--- Start Data for this exercise ---
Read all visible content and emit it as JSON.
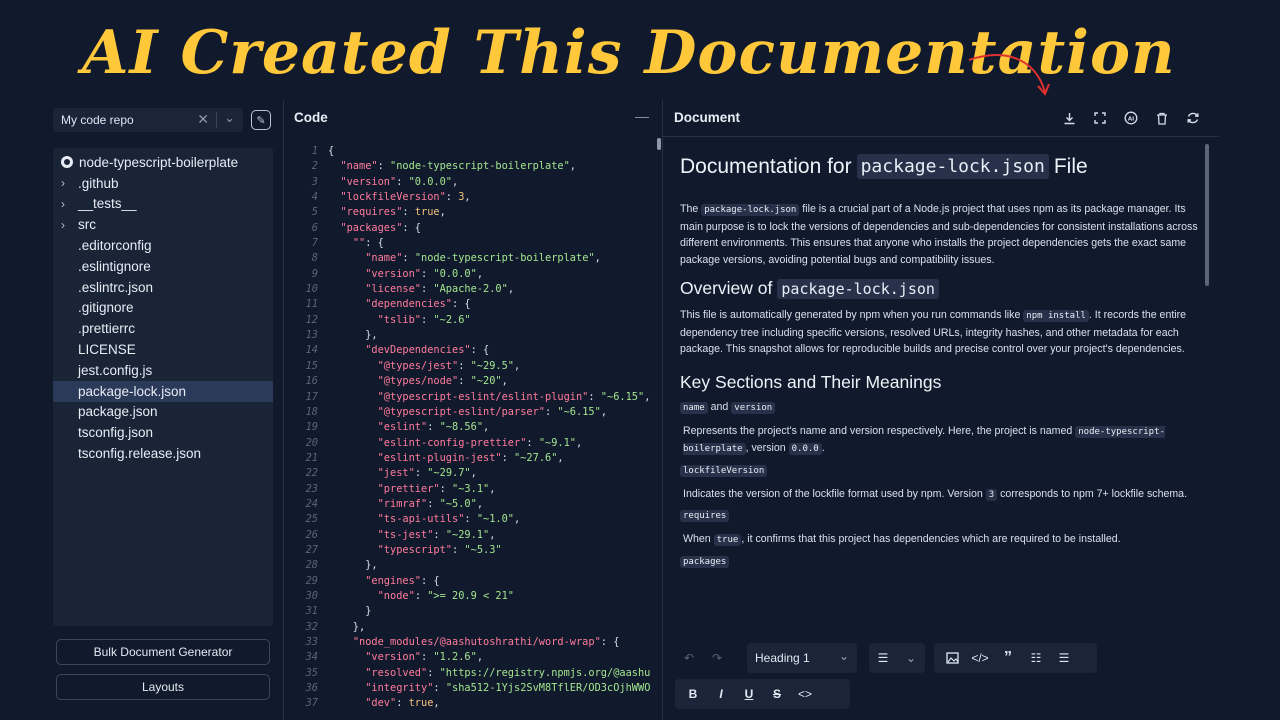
{
  "banner": {
    "text": "AI Created This Documentation"
  },
  "sidebar": {
    "repo_select_value": "My code repo",
    "tree": [
      {
        "label": "node-typescript-boilerplate",
        "kind": "root"
      },
      {
        "label": ".github",
        "kind": "folder"
      },
      {
        "label": "__tests__",
        "kind": "folder"
      },
      {
        "label": "src",
        "kind": "folder"
      },
      {
        "label": ".editorconfig",
        "kind": "file"
      },
      {
        "label": ".eslintignore",
        "kind": "file"
      },
      {
        "label": ".eslintrc.json",
        "kind": "file"
      },
      {
        "label": ".gitignore",
        "kind": "file"
      },
      {
        "label": ".prettierrc",
        "kind": "file"
      },
      {
        "label": "LICENSE",
        "kind": "file"
      },
      {
        "label": "jest.config.js",
        "kind": "file"
      },
      {
        "label": "package-lock.json",
        "kind": "file",
        "selected": true
      },
      {
        "label": "package.json",
        "kind": "file"
      },
      {
        "label": "tsconfig.json",
        "kind": "file"
      },
      {
        "label": "tsconfig.release.json",
        "kind": "file"
      }
    ],
    "bulk_button": "Bulk Document Generator",
    "layouts_button": "Layouts"
  },
  "code": {
    "title": "Code",
    "lines": [
      [
        [
          "p",
          "{"
        ]
      ],
      [
        [
          "p",
          "  "
        ],
        [
          "k",
          "\"name\""
        ],
        [
          "p",
          ": "
        ],
        [
          "s",
          "\"node-typescript-boilerplate\""
        ],
        [
          "p",
          ","
        ]
      ],
      [
        [
          "p",
          "  "
        ],
        [
          "k",
          "\"version\""
        ],
        [
          "p",
          ": "
        ],
        [
          "s",
          "\"0.0.0\""
        ],
        [
          "p",
          ","
        ]
      ],
      [
        [
          "p",
          "  "
        ],
        [
          "k",
          "\"lockfileVersion\""
        ],
        [
          "p",
          ": "
        ],
        [
          "n",
          "3"
        ],
        [
          "p",
          ","
        ]
      ],
      [
        [
          "p",
          "  "
        ],
        [
          "k",
          "\"requires\""
        ],
        [
          "p",
          ": "
        ],
        [
          "n",
          "true"
        ],
        [
          "p",
          ","
        ]
      ],
      [
        [
          "p",
          "  "
        ],
        [
          "k",
          "\"packages\""
        ],
        [
          "p",
          ": {"
        ]
      ],
      [
        [
          "p",
          "    "
        ],
        [
          "k",
          "\"\""
        ],
        [
          "p",
          ": {"
        ]
      ],
      [
        [
          "p",
          "      "
        ],
        [
          "k",
          "\"name\""
        ],
        [
          "p",
          ": "
        ],
        [
          "s",
          "\"node-typescript-boilerplate\""
        ],
        [
          "p",
          ","
        ]
      ],
      [
        [
          "p",
          "      "
        ],
        [
          "k",
          "\"version\""
        ],
        [
          "p",
          ": "
        ],
        [
          "s",
          "\"0.0.0\""
        ],
        [
          "p",
          ","
        ]
      ],
      [
        [
          "p",
          "      "
        ],
        [
          "k",
          "\"license\""
        ],
        [
          "p",
          ": "
        ],
        [
          "s",
          "\"Apache-2.0\""
        ],
        [
          "p",
          ","
        ]
      ],
      [
        [
          "p",
          "      "
        ],
        [
          "k",
          "\"dependencies\""
        ],
        [
          "p",
          ": {"
        ]
      ],
      [
        [
          "p",
          "        "
        ],
        [
          "k",
          "\"tslib\""
        ],
        [
          "p",
          ": "
        ],
        [
          "s",
          "\"~2.6\""
        ]
      ],
      [
        [
          "p",
          "      },"
        ]
      ],
      [
        [
          "p",
          "      "
        ],
        [
          "k",
          "\"devDependencies\""
        ],
        [
          "p",
          ": {"
        ]
      ],
      [
        [
          "p",
          "        "
        ],
        [
          "k",
          "\"@types/jest\""
        ],
        [
          "p",
          ": "
        ],
        [
          "s",
          "\"~29.5\""
        ],
        [
          "p",
          ","
        ]
      ],
      [
        [
          "p",
          "        "
        ],
        [
          "k",
          "\"@types/node\""
        ],
        [
          "p",
          ": "
        ],
        [
          "s",
          "\"~20\""
        ],
        [
          "p",
          ","
        ]
      ],
      [
        [
          "p",
          "        "
        ],
        [
          "k",
          "\"@typescript-eslint/eslint-plugin\""
        ],
        [
          "p",
          ": "
        ],
        [
          "s",
          "\"~6.15\""
        ],
        [
          "p",
          ","
        ]
      ],
      [
        [
          "p",
          "        "
        ],
        [
          "k",
          "\"@typescript-eslint/parser\""
        ],
        [
          "p",
          ": "
        ],
        [
          "s",
          "\"~6.15\""
        ],
        [
          "p",
          ","
        ]
      ],
      [
        [
          "p",
          "        "
        ],
        [
          "k",
          "\"eslint\""
        ],
        [
          "p",
          ": "
        ],
        [
          "s",
          "\"~8.56\""
        ],
        [
          "p",
          ","
        ]
      ],
      [
        [
          "p",
          "        "
        ],
        [
          "k",
          "\"eslint-config-prettier\""
        ],
        [
          "p",
          ": "
        ],
        [
          "s",
          "\"~9.1\""
        ],
        [
          "p",
          ","
        ]
      ],
      [
        [
          "p",
          "        "
        ],
        [
          "k",
          "\"eslint-plugin-jest\""
        ],
        [
          "p",
          ": "
        ],
        [
          "s",
          "\"~27.6\""
        ],
        [
          "p",
          ","
        ]
      ],
      [
        [
          "p",
          "        "
        ],
        [
          "k",
          "\"jest\""
        ],
        [
          "p",
          ": "
        ],
        [
          "s",
          "\"~29.7\""
        ],
        [
          "p",
          ","
        ]
      ],
      [
        [
          "p",
          "        "
        ],
        [
          "k",
          "\"prettier\""
        ],
        [
          "p",
          ": "
        ],
        [
          "s",
          "\"~3.1\""
        ],
        [
          "p",
          ","
        ]
      ],
      [
        [
          "p",
          "        "
        ],
        [
          "k",
          "\"rimraf\""
        ],
        [
          "p",
          ": "
        ],
        [
          "s",
          "\"~5.0\""
        ],
        [
          "p",
          ","
        ]
      ],
      [
        [
          "p",
          "        "
        ],
        [
          "k",
          "\"ts-api-utils\""
        ],
        [
          "p",
          ": "
        ],
        [
          "s",
          "\"~1.0\""
        ],
        [
          "p",
          ","
        ]
      ],
      [
        [
          "p",
          "        "
        ],
        [
          "k",
          "\"ts-jest\""
        ],
        [
          "p",
          ": "
        ],
        [
          "s",
          "\"~29.1\""
        ],
        [
          "p",
          ","
        ]
      ],
      [
        [
          "p",
          "        "
        ],
        [
          "k",
          "\"typescript\""
        ],
        [
          "p",
          ": "
        ],
        [
          "s",
          "\"~5.3\""
        ]
      ],
      [
        [
          "p",
          "      },"
        ]
      ],
      [
        [
          "p",
          "      "
        ],
        [
          "k",
          "\"engines\""
        ],
        [
          "p",
          ": {"
        ]
      ],
      [
        [
          "p",
          "        "
        ],
        [
          "k",
          "\"node\""
        ],
        [
          "p",
          ": "
        ],
        [
          "s",
          "\">= 20.9 < 21\""
        ]
      ],
      [
        [
          "p",
          "      }"
        ]
      ],
      [
        [
          "p",
          "    },"
        ]
      ],
      [
        [
          "p",
          "    "
        ],
        [
          "k",
          "\"node_modules/@aashutoshrathi/word-wrap\""
        ],
        [
          "p",
          ": {"
        ]
      ],
      [
        [
          "p",
          "      "
        ],
        [
          "k",
          "\"version\""
        ],
        [
          "p",
          ": "
        ],
        [
          "s",
          "\"1.2.6\""
        ],
        [
          "p",
          ","
        ]
      ],
      [
        [
          "p",
          "      "
        ],
        [
          "k",
          "\"resolved\""
        ],
        [
          "p",
          ": "
        ],
        [
          "s",
          "\"https://registry.npmjs.org/@aashu"
        ]
      ],
      [
        [
          "p",
          "      "
        ],
        [
          "k",
          "\"integrity\""
        ],
        [
          "p",
          ": "
        ],
        [
          "s",
          "\"sha512-1Yjs2SvM8TflER/OD3cOjhWWO"
        ]
      ],
      [
        [
          "p",
          "      "
        ],
        [
          "k",
          "\"dev\""
        ],
        [
          "p",
          ": "
        ],
        [
          "n",
          "true"
        ],
        [
          "p",
          ","
        ]
      ]
    ]
  },
  "document": {
    "title": "Document",
    "h1_prefix": "Documentation for",
    "h1_code": "package-lock.json",
    "h1_suffix": "File",
    "intro_pre": "The",
    "intro_code": "package-lock.json",
    "intro_post": "file is a crucial part of a Node.js project that uses npm as its package manager. Its main purpose is to lock the versions of dependencies and sub-dependencies for consistent installations across different environments. This ensures that anyone who installs the project dependencies gets the exact same package versions, avoiding potential bugs and compatibility issues.",
    "h2_overview_prefix": "Overview of",
    "h2_overview_code": "package-lock.json",
    "overview_pre": "This file is automatically generated by npm when you run commands like",
    "overview_code": "npm install",
    "overview_post": ". It records the entire dependency tree including specific versions, resolved URLs, integrity hashes, and other metadata for each package. This snapshot allows for reproducible builds and precise control over your project's dependencies.",
    "h2_key": "Key Sections and Their Meanings",
    "tag_name": "name",
    "tag_and": "and",
    "tag_version": "version",
    "name_desc_pre": "Represents the project's name and version respectively. Here, the project is named",
    "name_desc_code1": "node-typescript-boilerplate",
    "name_desc_mid": ", version",
    "name_desc_code2": "0.0.0",
    "name_desc_post": ".",
    "tag_lockfile": "lockfileVersion",
    "lockfile_pre": "Indicates the version of the lockfile format used by npm. Version",
    "lockfile_code": "3",
    "lockfile_post": "corresponds to npm 7+ lockfile schema.",
    "tag_requires": "requires",
    "requires_pre": "When",
    "requires_code": "true",
    "requires_post": ", it confirms that this project has dependencies which are required to be installed.",
    "tag_packages": "packages"
  },
  "editor_toolbar": {
    "heading_value": "Heading 1"
  },
  "colors": {
    "banner": "#ffc83a",
    "background": "#111a2c",
    "selected_row": "#2b3a58",
    "json_key": "#ff7b9c",
    "json_string": "#a3e48f",
    "json_number": "#f3c27d"
  }
}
--- End Data for this exercise ---
### [Directive]
Tally the lines above containing "integrity". Answer with the count only.

### [Result of this exercise]
2